> **EXERCISE BRIEF**: How many lines in the records below hold the string "Estimated"? Please answer with the number and nothing more.

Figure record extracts
________
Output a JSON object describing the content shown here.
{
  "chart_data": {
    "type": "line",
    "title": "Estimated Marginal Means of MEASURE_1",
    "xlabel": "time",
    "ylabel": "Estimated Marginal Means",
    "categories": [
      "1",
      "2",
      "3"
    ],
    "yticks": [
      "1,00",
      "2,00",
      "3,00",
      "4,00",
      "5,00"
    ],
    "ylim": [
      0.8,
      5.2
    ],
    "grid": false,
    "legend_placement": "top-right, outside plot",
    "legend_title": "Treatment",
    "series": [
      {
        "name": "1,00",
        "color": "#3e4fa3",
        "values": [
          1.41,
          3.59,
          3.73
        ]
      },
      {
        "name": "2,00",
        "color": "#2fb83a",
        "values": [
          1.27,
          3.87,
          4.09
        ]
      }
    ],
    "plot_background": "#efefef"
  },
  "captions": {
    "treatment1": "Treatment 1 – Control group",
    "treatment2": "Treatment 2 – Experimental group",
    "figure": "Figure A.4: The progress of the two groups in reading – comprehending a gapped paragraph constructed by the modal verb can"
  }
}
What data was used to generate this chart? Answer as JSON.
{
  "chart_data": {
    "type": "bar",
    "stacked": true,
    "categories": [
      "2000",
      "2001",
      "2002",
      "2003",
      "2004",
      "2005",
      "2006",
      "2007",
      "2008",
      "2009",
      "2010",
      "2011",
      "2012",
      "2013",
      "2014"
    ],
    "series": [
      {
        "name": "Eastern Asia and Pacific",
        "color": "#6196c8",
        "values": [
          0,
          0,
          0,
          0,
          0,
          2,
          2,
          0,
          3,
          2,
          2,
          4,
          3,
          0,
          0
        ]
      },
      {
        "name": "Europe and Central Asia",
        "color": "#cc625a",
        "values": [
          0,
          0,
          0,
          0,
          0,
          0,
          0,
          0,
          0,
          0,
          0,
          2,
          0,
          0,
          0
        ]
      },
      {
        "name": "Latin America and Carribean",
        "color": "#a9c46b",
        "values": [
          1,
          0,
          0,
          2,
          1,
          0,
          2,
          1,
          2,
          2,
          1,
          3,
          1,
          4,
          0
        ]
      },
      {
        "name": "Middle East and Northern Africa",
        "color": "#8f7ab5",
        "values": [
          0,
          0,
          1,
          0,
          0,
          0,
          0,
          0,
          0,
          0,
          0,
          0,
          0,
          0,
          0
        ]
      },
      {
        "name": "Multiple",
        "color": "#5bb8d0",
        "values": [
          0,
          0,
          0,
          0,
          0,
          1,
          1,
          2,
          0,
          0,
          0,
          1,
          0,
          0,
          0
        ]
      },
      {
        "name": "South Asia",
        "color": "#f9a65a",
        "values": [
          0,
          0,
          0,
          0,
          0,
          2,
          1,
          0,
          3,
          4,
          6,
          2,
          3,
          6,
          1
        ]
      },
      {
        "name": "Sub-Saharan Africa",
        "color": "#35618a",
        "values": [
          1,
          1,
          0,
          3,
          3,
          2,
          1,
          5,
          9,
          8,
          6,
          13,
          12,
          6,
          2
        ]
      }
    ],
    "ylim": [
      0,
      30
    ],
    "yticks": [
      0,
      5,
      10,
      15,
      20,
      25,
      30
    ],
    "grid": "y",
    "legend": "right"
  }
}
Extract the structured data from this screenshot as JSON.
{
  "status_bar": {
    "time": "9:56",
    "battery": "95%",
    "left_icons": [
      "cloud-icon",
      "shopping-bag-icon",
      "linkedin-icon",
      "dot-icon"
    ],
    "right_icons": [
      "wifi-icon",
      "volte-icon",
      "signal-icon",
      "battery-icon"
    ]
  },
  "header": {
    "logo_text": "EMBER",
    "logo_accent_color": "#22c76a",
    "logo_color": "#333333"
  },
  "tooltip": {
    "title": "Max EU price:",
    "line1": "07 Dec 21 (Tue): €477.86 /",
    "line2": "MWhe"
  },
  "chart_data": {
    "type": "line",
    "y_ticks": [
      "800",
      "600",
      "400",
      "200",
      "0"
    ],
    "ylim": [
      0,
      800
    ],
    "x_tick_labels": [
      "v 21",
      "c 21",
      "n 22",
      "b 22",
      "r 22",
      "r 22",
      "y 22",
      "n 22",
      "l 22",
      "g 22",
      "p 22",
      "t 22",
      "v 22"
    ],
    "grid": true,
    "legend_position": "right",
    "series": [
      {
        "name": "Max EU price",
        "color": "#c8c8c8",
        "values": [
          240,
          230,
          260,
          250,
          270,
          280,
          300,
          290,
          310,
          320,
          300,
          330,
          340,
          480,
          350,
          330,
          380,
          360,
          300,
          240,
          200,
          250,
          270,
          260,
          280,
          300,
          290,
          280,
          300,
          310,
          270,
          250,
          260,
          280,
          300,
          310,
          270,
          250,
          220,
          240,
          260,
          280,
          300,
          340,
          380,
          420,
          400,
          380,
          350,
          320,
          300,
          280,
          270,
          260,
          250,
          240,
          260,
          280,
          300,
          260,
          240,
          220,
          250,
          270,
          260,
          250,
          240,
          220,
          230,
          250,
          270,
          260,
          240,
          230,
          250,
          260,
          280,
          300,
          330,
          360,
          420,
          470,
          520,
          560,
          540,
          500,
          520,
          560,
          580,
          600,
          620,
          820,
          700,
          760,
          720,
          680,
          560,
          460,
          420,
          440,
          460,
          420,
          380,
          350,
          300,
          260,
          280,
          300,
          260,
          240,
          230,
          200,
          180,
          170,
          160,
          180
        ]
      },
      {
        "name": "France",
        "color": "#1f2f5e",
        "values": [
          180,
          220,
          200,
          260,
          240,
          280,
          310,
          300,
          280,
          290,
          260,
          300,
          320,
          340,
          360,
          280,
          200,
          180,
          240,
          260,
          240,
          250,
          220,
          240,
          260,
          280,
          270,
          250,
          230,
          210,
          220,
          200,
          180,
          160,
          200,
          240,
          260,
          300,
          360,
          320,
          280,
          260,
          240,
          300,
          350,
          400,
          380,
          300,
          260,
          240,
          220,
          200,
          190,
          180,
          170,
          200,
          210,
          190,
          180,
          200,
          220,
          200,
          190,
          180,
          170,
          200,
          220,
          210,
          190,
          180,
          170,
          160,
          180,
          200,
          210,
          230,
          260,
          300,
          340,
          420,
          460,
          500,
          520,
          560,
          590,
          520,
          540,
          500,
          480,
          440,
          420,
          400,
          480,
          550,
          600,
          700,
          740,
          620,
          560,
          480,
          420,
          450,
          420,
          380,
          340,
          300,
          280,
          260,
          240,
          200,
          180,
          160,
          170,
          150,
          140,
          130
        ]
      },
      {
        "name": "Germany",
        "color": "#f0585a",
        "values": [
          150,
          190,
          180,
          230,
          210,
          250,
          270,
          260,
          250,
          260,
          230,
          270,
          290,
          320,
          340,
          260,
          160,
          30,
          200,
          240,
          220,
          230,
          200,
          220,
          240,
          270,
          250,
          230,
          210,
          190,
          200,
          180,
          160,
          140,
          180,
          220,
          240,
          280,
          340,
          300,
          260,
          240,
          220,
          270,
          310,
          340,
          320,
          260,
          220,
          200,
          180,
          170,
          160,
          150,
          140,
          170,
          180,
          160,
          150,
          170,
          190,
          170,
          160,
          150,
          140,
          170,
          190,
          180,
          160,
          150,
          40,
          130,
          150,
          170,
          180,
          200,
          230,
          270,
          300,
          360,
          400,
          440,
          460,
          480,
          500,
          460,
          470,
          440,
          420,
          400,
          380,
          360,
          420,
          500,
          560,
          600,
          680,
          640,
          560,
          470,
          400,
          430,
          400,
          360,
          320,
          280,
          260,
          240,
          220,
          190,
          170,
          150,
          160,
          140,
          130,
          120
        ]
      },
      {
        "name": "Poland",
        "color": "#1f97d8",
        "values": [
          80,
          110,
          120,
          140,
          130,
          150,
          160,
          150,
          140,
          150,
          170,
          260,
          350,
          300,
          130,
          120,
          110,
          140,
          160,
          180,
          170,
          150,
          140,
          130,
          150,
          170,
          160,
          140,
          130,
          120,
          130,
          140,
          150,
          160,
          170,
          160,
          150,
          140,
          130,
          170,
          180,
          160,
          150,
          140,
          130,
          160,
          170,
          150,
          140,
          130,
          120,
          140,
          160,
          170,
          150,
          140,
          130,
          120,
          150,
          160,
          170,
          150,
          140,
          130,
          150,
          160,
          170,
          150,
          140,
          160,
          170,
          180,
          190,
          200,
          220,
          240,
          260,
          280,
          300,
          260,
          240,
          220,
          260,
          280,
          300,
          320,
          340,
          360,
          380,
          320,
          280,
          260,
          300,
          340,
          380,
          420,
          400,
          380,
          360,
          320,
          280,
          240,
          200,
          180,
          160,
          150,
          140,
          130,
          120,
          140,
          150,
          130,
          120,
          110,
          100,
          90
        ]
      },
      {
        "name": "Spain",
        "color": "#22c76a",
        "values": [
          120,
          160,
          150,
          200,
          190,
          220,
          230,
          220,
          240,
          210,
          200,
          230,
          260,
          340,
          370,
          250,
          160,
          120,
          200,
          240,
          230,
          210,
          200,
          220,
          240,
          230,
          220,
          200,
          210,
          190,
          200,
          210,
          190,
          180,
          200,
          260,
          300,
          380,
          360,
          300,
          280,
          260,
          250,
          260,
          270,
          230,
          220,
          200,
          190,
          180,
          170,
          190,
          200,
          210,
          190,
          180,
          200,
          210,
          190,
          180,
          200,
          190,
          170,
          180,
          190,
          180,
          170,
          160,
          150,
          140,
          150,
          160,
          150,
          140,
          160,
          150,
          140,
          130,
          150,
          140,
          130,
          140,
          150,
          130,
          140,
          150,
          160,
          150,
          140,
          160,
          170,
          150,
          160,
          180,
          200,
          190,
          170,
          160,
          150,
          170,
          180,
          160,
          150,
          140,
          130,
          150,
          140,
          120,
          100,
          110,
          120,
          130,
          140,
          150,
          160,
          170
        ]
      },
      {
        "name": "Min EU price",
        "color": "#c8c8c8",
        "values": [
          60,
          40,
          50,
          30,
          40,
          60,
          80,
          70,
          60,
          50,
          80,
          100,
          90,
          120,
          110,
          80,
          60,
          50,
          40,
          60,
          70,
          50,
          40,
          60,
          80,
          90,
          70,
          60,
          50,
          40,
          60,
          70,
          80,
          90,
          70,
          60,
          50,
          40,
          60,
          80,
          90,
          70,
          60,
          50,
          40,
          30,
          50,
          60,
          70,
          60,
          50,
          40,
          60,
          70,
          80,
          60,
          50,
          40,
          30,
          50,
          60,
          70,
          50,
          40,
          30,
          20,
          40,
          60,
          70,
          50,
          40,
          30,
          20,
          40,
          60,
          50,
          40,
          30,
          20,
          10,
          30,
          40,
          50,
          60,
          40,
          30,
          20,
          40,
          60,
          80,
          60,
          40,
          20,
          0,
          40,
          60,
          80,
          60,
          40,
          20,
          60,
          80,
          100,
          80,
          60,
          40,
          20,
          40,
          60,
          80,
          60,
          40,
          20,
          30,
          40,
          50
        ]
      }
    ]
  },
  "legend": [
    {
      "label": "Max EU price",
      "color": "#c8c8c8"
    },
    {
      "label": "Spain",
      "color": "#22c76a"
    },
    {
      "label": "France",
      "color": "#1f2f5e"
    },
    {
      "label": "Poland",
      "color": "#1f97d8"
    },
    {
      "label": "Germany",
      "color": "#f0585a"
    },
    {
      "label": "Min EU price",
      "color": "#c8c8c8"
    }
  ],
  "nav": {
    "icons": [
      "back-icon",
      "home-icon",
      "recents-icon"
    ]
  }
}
________
> **SOLUTION TO THIS TASK**: 2